--- Provided data ---

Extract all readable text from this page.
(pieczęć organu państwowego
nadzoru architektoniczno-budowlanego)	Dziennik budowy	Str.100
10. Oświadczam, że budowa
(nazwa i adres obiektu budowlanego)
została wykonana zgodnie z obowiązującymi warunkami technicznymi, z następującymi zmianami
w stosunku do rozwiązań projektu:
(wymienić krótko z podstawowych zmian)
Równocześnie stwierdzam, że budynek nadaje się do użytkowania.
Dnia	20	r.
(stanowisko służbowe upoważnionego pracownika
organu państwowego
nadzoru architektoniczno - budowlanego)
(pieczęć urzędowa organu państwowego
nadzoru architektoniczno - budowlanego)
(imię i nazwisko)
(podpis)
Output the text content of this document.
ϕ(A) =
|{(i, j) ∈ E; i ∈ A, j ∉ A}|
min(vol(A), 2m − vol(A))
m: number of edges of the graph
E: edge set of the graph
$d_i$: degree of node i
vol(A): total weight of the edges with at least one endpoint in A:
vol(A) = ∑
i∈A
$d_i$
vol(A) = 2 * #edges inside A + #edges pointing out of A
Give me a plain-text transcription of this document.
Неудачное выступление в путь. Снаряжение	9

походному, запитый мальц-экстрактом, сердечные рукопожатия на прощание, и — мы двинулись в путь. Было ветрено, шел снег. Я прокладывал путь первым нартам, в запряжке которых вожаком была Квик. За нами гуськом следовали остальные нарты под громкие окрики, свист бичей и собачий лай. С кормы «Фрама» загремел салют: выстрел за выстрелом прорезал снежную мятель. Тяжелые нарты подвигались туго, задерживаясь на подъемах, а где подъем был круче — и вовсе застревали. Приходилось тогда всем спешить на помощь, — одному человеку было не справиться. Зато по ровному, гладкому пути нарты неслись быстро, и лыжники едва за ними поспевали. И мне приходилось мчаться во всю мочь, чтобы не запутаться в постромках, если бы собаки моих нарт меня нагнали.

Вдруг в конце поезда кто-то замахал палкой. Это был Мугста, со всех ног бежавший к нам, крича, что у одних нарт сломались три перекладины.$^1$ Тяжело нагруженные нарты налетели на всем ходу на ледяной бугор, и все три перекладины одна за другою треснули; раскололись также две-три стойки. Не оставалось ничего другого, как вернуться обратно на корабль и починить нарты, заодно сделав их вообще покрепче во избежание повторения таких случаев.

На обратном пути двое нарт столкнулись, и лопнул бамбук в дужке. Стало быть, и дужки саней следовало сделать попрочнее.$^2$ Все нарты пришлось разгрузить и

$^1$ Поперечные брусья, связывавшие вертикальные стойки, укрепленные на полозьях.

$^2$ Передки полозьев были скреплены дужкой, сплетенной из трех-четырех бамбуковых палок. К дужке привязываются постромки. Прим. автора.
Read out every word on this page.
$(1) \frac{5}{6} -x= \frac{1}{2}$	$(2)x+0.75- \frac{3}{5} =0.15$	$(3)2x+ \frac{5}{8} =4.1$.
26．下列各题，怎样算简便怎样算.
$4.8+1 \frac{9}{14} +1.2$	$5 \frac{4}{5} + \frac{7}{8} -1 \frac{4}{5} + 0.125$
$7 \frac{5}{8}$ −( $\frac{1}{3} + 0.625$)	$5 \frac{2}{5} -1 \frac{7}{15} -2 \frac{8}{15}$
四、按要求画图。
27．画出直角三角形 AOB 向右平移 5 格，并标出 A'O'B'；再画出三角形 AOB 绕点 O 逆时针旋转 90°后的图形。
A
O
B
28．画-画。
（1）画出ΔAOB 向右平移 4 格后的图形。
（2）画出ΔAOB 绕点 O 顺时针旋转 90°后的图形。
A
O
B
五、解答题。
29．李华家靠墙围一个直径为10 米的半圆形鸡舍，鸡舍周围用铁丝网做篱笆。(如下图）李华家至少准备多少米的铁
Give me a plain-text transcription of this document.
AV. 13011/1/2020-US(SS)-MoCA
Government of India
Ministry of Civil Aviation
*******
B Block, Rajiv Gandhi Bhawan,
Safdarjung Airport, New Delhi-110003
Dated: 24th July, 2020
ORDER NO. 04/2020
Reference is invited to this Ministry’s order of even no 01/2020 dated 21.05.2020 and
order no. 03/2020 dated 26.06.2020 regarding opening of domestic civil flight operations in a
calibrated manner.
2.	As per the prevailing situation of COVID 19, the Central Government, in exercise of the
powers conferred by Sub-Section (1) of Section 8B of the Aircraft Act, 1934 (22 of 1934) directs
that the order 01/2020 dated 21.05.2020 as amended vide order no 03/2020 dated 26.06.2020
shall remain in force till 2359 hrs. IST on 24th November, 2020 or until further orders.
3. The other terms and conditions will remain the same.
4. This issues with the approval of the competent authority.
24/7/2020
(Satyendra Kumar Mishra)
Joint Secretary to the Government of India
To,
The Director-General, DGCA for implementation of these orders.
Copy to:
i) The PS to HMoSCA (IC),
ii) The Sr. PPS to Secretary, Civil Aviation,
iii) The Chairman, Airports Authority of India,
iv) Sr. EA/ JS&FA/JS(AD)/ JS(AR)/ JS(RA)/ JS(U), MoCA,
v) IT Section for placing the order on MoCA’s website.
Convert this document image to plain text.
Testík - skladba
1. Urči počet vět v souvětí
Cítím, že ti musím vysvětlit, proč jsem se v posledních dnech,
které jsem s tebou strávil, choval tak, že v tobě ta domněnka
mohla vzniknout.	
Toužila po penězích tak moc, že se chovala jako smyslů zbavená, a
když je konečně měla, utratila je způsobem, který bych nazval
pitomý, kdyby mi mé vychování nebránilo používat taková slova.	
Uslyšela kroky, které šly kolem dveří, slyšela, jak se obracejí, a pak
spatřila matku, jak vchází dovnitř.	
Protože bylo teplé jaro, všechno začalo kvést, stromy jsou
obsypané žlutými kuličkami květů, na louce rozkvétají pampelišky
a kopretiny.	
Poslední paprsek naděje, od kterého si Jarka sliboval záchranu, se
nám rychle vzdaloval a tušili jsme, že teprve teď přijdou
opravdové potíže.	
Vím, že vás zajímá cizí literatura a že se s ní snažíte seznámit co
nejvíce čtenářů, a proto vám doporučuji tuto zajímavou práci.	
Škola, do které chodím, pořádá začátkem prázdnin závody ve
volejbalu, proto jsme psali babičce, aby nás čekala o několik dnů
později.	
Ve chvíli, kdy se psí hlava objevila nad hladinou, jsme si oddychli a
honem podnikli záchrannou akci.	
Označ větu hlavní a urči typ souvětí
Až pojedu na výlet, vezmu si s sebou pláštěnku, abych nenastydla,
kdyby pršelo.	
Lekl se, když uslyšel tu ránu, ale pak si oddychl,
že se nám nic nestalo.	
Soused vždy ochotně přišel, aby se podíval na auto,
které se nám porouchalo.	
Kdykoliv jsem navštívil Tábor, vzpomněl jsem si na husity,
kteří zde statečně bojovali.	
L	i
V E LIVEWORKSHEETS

---

• Directions: Take the entries above and copy them out exactly.

• Task solution:
Extract all readable text from this page.
(pieczęć organu państwowego
nadzoru architektoniczno-budowlanego)	Dziennik budowy	Str.100
10. Oświadczam, że budowa
(nazwa i adres obiektu budowlanego)
została wykonana zgodnie z obowiązującymi warunkami technicznymi, z następującymi zmianami
w stosunku do rozwiązań projektu:
(wymienić krótko z podstawowych zmian)
Równocześnie stwierdzam, że budynek nadaje się do użytkowania.
Dnia	20	r.
(stanowisko służbowe upoważnionego pracownika
organu państwowego
nadzoru architektoniczno - budowlanego)
(pieczęć urzędowa organu państwowego
nadzoru architektoniczno - budowlanego)
(imię i nazwisko)
(podpis)
Output the text content of this document.
ϕ(A) =
|{(i, j) ∈ E; i ∈ A, j ∉ A}|
min(vol(A), 2m − vol(A))
m: number of edges of the graph
E: edge set of the graph
$d_i$: degree of node i
vol(A): total weight of the edges with at least one endpoint in A:
vol(A) = ∑
i∈A
$d_i$
vol(A) = 2 * #edges inside A + #edges pointing out of A
Give me a plain-text transcription of this document.
Неудачное выступление в путь. Снаряжение	9

походному, запитый мальц-экстрактом, сердечные рукопожатия на прощание, и — мы двинулись в путь. Было ветрено, шел снег. Я прокладывал путь первым нартам, в запряжке которых вожаком была Квик. За нами гуськом следовали остальные нарты под громкие окрики, свист бичей и собачий лай. С кормы «Фрама» загремел салют: выстрел за выстрелом прорезал снежную мятель. Тяжелые нарты подвигались туго, задерживаясь на подъемах, а где подъем был круче — и вовсе застревали. Приходилось тогда всем спешить на помощь, — одному человеку было не справиться. Зато по ровному, гладкому пути нарты неслись быстро, и лыжники едва за ними поспевали. И мне приходилось мчаться во всю мочь, чтобы не запутаться в постромках, если бы собаки моих нарт меня нагнали.

Вдруг в конце поезда кто-то замахал палкой. Это был Мугста, со всех ног бежавший к нам, крича, что у одних нарт сломались три перекладины.$^1$ Тяжело нагруженные нарты налетели на всем ходу на ледяной бугор, и все три перекладины одна за другою треснули; раскололись также две-три стойки. Не оставалось ничего другого, как вернуться обратно на корабль и починить нарты, заодно сделав их вообще покрепче во избежание повторения таких случаев.

На обратном пути двое нарт столкнулись, и лопнул бамбук в дужке. Стало быть, и дужки саней следовало сделать попрочнее.$^2$ Все нарты пришлось разгрузить и

$^1$ Поперечные брусья, связывавшие вертикальные стойки, укрепленные на полозьях.

$^2$ Передки полозьев были скреплены дужкой, сплетенной из трех-четырех бамбуковых палок. К дужке привязываются постромки. Прим. автора.
Read out every word on this page.
$(1) \frac{5}{6} -x= \frac{1}{2}$	$(2)x+0.75- \frac{3}{5} =0.15$	$(3)2x+ \frac{5}{8} =4.1$.
26．下列各题，怎样算简便怎样算.
$4.8+1 \frac{9}{14} +1.2$	$5 \frac{4}{5} + \frac{7}{8} -1 \frac{4}{5} + 0.125$
$7 \frac{5}{8}$ −( $\frac{1}{3} + 0.625$)	$5 \frac{2}{5} -1 \frac{7}{15} -2 \frac{8}{15}$
四、按要求画图。
27．画出直角三角形 AOB 向右平移 5 格，并标出 A'O'B'；再画出三角形 AOB 绕点 O 逆时针旋转 90°后的图形。
A
O
B
28．画-画。
（1）画出ΔAOB 向右平移 4 格后的图形。
（2）画出ΔAOB 绕点 O 顺时针旋转 90°后的图形。
A
O
B
五、解答题。
29．李华家靠墙围一个直径为10 米的半圆形鸡舍，鸡舍周围用铁丝网做篱笆。(如下图）李华家至少准备多少米的铁
Give me a plain-text transcription of this document.
AV. 13011/1/2020-US(SS)-MoCA
Government of India
Ministry of Civil Aviation
*******
B Block, Rajiv Gandhi Bhawan,
Safdarjung Airport, New Delhi-110003
Dated: 24th July, 2020
ORDER NO. 04/2020
Reference is invited to this Ministry’s order of even no 01/2020 dated 21.05.2020 and
order no. 03/2020 dated 26.06.2020 regarding opening of domestic civil flight operations in a
calibrated manner.
2.	As per the prevailing situation of COVID 19, the Central Government, in exercise of the
powers conferred by Sub-Section (1) of Section 8B of the Aircraft Act, 1934 (22 of 1934) directs
that the order 01/2020 dated 21.05.2020 as amended vide order no 03/2020 dated 26.06.2020
shall remain in force till 2359 hrs. IST on 24th November, 2020 or until further orders.
3. The other terms and conditions will remain the same.
4. This issues with the approval of the competent authority.
24/7/2020
(Satyendra Kumar Mishra)
Joint Secretary to the Government of India
To,
The Director-General, DGCA for implementation of these orders.
Copy to:
i) The PS to HMoSCA (IC),
ii) The Sr. PPS to Secretary, Civil Aviation,
iii) The Chairman, Airports Authority of India,
iv) Sr. EA/ JS&FA/JS(AD)/ JS(AR)/ JS(RA)/ JS(U), MoCA,
v) IT Section for placing the order on MoCA’s website.
Convert this document image to plain text.
Testík - skladba
1. Urči počet vět v souvětí
Cítím, že ti musím vysvětlit, proč jsem se v posledních dnech,
které jsem s tebou strávil, choval tak, že v tobě ta domněnka
mohla vzniknout.	
Toužila po penězích tak moc, že se chovala jako smyslů zbavená, a
když je konečně měla, utratila je způsobem, který bych nazval
pitomý, kdyby mi mé vychování nebránilo používat taková slova.	
Uslyšela kroky, které šly kolem dveří, slyšela, jak se obracejí, a pak
spatřila matku, jak vchází dovnitř.	
Protože bylo teplé jaro, všechno začalo kvést, stromy jsou
obsypané žlutými kuličkami květů, na louce rozkvétají pampelišky
a kopretiny.	
Poslední paprsek naděje, od kterého si Jarka sliboval záchranu, se
nám rychle vzdaloval a tušili jsme, že teprve teď přijdou
opravdové potíže.	
Vím, že vás zajímá cizí literatura a že se s ní snažíte seznámit co
nejvíce čtenářů, a proto vám doporučuji tuto zajímavou práci.	
Škola, do které chodím, pořádá začátkem prázdnin závody ve
volejbalu, proto jsme psali babičce, aby nás čekala o několik dnů
později.	
Ve chvíli, kdy se psí hlava objevila nad hladinou, jsme si oddychli a
honem podnikli záchrannou akci.	
Označ větu hlavní a urči typ souvětí
Až pojedu na výlet, vezmu si s sebou pláštěnku, abych nenastydla,
kdyby pršelo.	
Lekl se, když uslyšel tu ránu, ale pak si oddychl,
že se nám nic nestalo.	
Soused vždy ochotně přišel, aby se podíval na auto,
které se nám porouchalo.	
Kdykoliv jsem navštívil Tábor, vzpomněl jsem si na husity,
kteří zde statečně bojovali.	
L	i
V E LIVEWORKSHEETS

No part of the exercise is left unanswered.